__DO THIS__.
Please pull out every line that includes the string "unten".

Dataset items:
※ ※ ※

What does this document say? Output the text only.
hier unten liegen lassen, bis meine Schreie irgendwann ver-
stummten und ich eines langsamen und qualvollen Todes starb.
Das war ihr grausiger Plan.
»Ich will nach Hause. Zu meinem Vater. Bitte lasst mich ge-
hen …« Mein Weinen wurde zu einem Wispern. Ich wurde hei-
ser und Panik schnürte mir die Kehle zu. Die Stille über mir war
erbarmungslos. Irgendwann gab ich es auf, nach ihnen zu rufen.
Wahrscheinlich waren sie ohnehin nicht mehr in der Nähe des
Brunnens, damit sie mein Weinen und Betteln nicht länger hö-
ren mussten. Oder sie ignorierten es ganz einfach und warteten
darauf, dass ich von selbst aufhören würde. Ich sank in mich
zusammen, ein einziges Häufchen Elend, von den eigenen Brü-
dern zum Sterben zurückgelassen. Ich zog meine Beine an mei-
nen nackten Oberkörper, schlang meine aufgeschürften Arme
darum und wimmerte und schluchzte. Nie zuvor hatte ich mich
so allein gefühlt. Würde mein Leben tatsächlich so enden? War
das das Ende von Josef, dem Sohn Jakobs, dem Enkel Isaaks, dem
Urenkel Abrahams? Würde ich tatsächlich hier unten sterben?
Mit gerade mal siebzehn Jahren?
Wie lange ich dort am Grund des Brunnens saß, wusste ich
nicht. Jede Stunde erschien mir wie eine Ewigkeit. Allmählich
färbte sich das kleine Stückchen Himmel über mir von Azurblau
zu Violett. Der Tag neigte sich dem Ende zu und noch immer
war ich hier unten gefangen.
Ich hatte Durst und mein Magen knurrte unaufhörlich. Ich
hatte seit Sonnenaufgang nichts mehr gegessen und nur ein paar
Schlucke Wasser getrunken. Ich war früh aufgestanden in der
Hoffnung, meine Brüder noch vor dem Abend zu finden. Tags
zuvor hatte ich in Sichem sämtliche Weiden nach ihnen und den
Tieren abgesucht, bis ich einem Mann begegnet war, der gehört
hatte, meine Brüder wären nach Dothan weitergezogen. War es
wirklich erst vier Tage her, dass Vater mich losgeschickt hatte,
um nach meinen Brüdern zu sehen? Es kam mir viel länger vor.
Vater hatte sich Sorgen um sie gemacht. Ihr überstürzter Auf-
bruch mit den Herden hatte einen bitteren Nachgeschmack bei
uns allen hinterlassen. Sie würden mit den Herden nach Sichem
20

※ ※ ※

__OUTPUT BELOW__.
hier unten liegen lassen, bis meine Schreie irgendwann ver-
Urenkel Abrahams? Würde ich tatsächlich hier unten sterben?
war ich hier unten gefangen.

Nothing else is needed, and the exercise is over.